I could do something covering Tungusic pretty readily, a little less readily for Mongolic, and with some actual inconvenience/legwork, I suppose, Salishan, Turkic, Bodic, maybe some others.

bradrn · Post by **bradrn** » Thu Sep 01, 2022 10:54 pm

fusijui wrote: ↑Thu Sep 01, 2022 9:45 pm I could do something covering Tungusic pretty readily …

Yes please! And I know Moose-tache has also mentioned they know something about Tungusic, which might make it a bit easier.

Man in Space · Post by **Man in Space** » Fri Sep 02, 2022 3:55 pm

OK. So how do we want to organize things? One thread per language family where we compile everything and discuss?

Are there any FOSS platforms we can use to construct the site? My coding skills leave much to be desired (Bootstrap and HTML are about as much as I can do in these regards, and even that’s stretching it.)

bradrn · Post by **bradrn** » Fri Sep 02, 2022 10:01 pm

Man in Space wrote: ↑Fri Sep 02, 2022 3:55 pm OK. So how do we want to organize things? One thread per language family where we compile everything and discuss?

Sounds good to me. Also one thread for discussion about the software and database organisation.

Are there any FOSS platforms we can use to construct the site? My coding skills leave much to be desired (Bootstrap and HTML are about as much as I can do in these regards, and even that’s stretching it.)

Our problem domain is fairly specialised, so I strongly suspect we’ll need to make our own website. I can write Haskell, and have made a website using it before; it was bad, but I’m a lot better now. Of rather more significance is that I’ve also made a sound change applier with it, and I can report that Haskell is pretty good at representing sound changes. (We could even use that SCA directly, as a library, though I doubt all our sound changes will fit into its format yet.) But I’m fine to use any other language if that’s what other people find easier — although we do seem to have rather a lot of Haskell developers here…

dhok · Post by **dhok** » Sat Sep 03, 2022 3:35 pm

I think we should think a little bit about how sound changes should be represented. I'm going to go ahead and say that I don't think everything should be normalized to IPA—for languages in the Americas, for example, Americanist transcription is fine and (IMO) looks a lot better; Indo-European's in-house transcription is so ubiquitous that it would be flat-out bizarre (and misleading given e.g. the uncertainty surrounding the laryngeals) to try and normalize it.

+++

- _STATED GOAL A_:
For each statement below, say whether it agrees with the forum thread. Answer yes or no, and quote the words from the thread that decide it. (i) bradrn reports that Haskell is good at representing sound changes. (ii) dhok wants every transcription normalized to IPA. (iii) Man in Space says their coding skills extend well beyond Bootstrap and HTML.
- _STATED GOAL B_:
Reproduce the part of the forum thread that begins with the words "I could do something covering Tungusic pretty readily, a" and ends after the words "a bit easier.".

+++

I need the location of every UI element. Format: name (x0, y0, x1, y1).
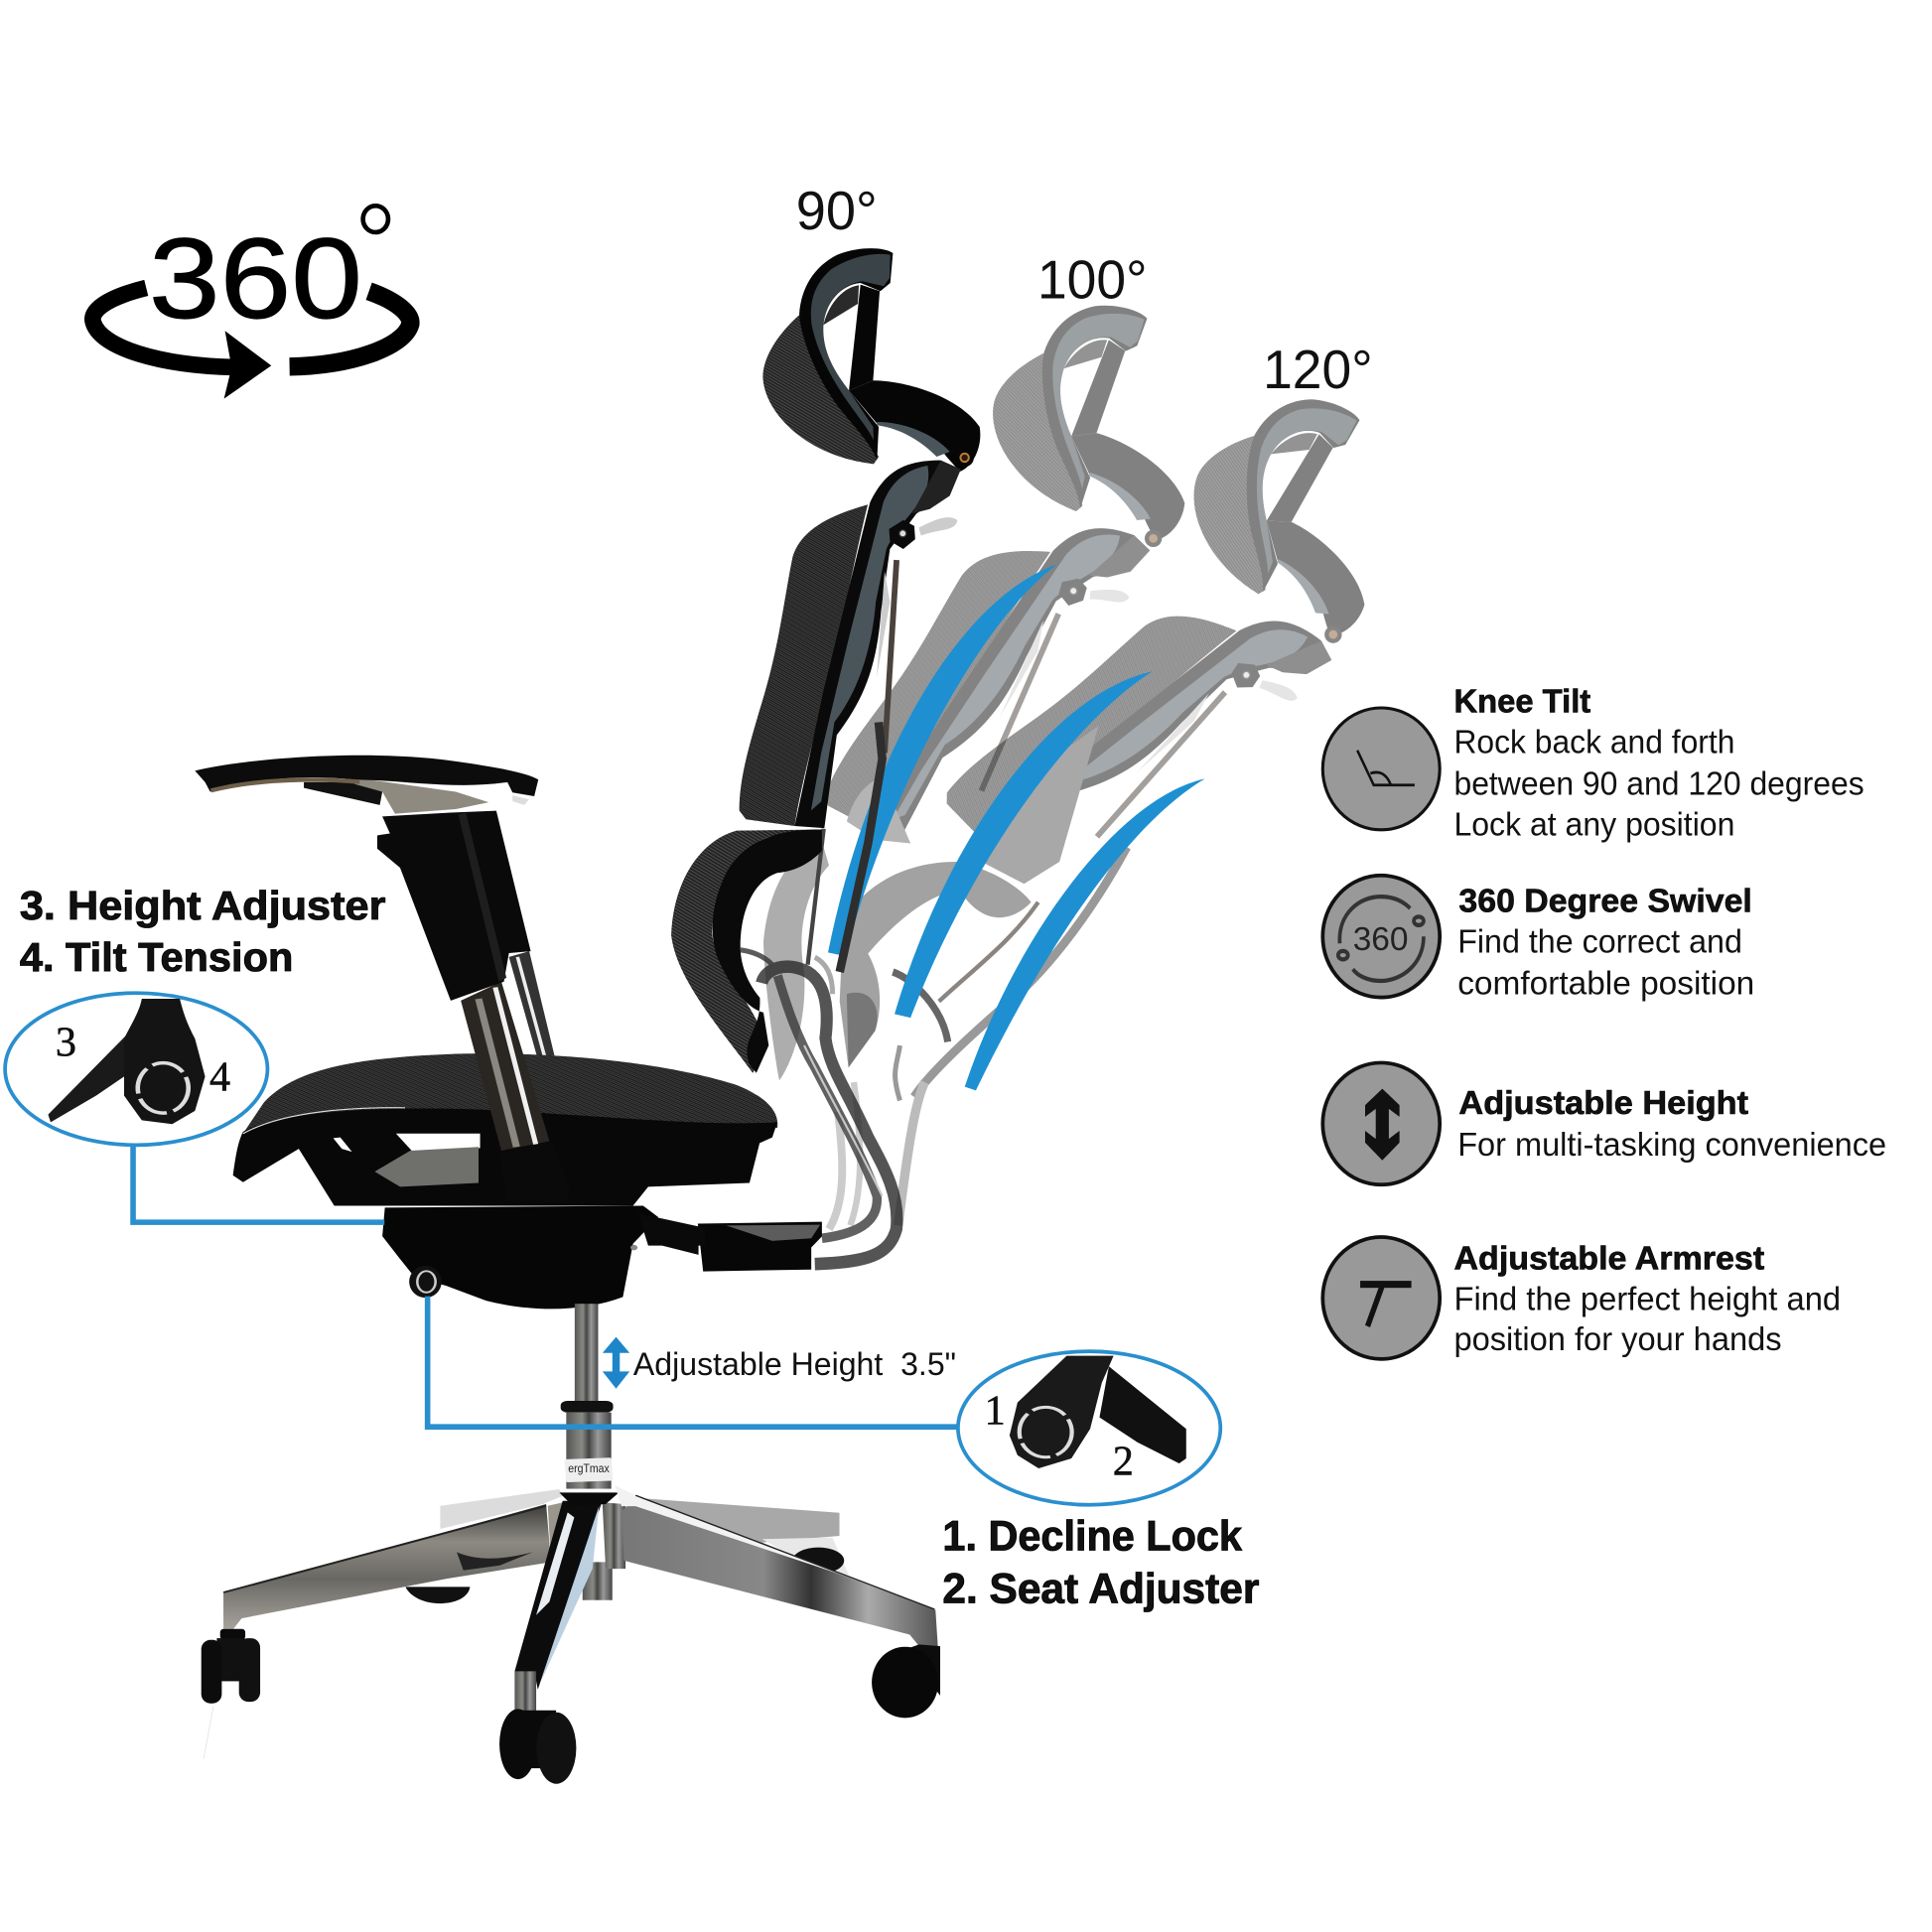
text: knee tilt: Lock at any position (1453, 806, 1734, 843)
icon: 360 swivel: 360 (1353, 921, 1409, 958)
text: 360 degree swivel: Find the correct and (1457, 923, 1742, 960)
right base leg and caster (615, 1485, 940, 1718)
ghost chair: 120 degree position (936, 364, 1437, 943)
blue recline arcs (828, 564, 1205, 1090)
callout: controls 3 and 4: 3 (56, 1020, 76, 1066)
heading: height adjuster and tilt tension: 4. Tilt Tension (20, 934, 293, 980)
text: knee tilt: Rock back and forth (1453, 724, 1734, 760)
icon: adjustable height arrows (1322, 1062, 1440, 1184)
label: adjustable height measure: Adjustable Height 3.5" (633, 1346, 956, 1382)
blue callout line: seat controls (428, 1297, 959, 1427)
icon: 360 rotation: 360 (149, 215, 362, 343)
chair seat, arm and mechanism (195, 756, 777, 1309)
heading: height adjuster and tilt tension (20, 883, 386, 980)
text: 360 degree swivel: 360 Degree Swivel (1458, 883, 1752, 919)
label: 100 degrees: 100° (1037, 249, 1147, 310)
heading: height adjuster and tilt tension: 3. Height Adjuster (20, 883, 386, 928)
text: 360 degree swivel (1457, 883, 1754, 1003)
main chair backrest (740, 461, 961, 828)
icon: 360 swivel (1322, 876, 1440, 998)
callout: controls 1 and 2 (958, 1351, 1220, 1505)
gas lift column: ergTmax (568, 1462, 610, 1475)
gas lift column (561, 1304, 614, 1489)
callout: controls 1 and 2: 1 (985, 1388, 1006, 1435)
blue callout line: tilt controls (133, 1146, 384, 1222)
text: adjustable height (1457, 1085, 1886, 1164)
swivel base (202, 1489, 625, 1784)
heading: decline lock and seat adjuster: 2. Seat Adjuster (942, 1566, 1259, 1612)
icon: knee tilt (1322, 708, 1440, 830)
text: 360 degree swivel: comfortable position (1457, 966, 1754, 1003)
text: adjustable armrest (1453, 1240, 1841, 1358)
text: adjustable armrest: position for your hands (1453, 1321, 1782, 1358)
icon: adjustable armrest (1322, 1237, 1440, 1359)
ghost chair: 100 degree position (819, 281, 1230, 888)
text: adjustable height: For multi-tasking convenience (1457, 1127, 1886, 1164)
heading: decline lock and seat adjuster: 1. Decline Lock (942, 1512, 1243, 1559)
text: adjustable armrest: Find the perfect height and (1453, 1281, 1841, 1317)
text: adjustable height: Adjustable Height (1458, 1085, 1748, 1122)
callout: controls 3 and 4 (5, 993, 267, 1145)
main chair lumbar support and tubes (655, 722, 897, 1272)
main chair headrest (762, 248, 980, 472)
ghost lumbar supports and tubes (763, 726, 1127, 1229)
text: knee tilt: Knee Tilt (1453, 683, 1590, 720)
text: knee tilt (1453, 683, 1864, 843)
callout: controls 1 and 2: 2 (1113, 1439, 1134, 1485)
text: adjustable armrest: Adjustable Armrest (1453, 1240, 1764, 1277)
label: 120 degrees: 120° (1263, 340, 1373, 400)
text: knee tilt: between 90 and 120 degrees (1453, 765, 1864, 802)
label: 90 degrees: 90° (796, 181, 878, 241)
blue height arrow (603, 1337, 629, 1389)
callout: controls 3 and 4: 4 (209, 1053, 230, 1100)
heading: decline lock and seat adjuster (942, 1512, 1259, 1612)
icon: 360 rotation (92, 206, 410, 399)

+++

- _EXERCISE RESULT A_:
(i) Yes: "Haskell is pretty good at representing sound changes". (ii) No: "I don't think everything should be normalized to IPA". (iii) No: "Bootstrap and HTML are about as much as I can do in these regards".

- _EXERCISE RESULT B_:
I could do something covering Tungusic pretty readily, a little less readily for Mongolic, and with some actual inconvenience/legwork, I suppose, Salishan, Turkic, Bodic, maybe some others.

bradrn · Post by **bradrn** » Thu Sep 01, 2022 10:54 pm

fusijui wrote: ↑Thu Sep 01, 2022 9:45 pm I could do something covering Tungusic pretty readily …

Yes please! And I know Moose-tache has also mentioned they know something about Tungusic, which might make it a bit easier.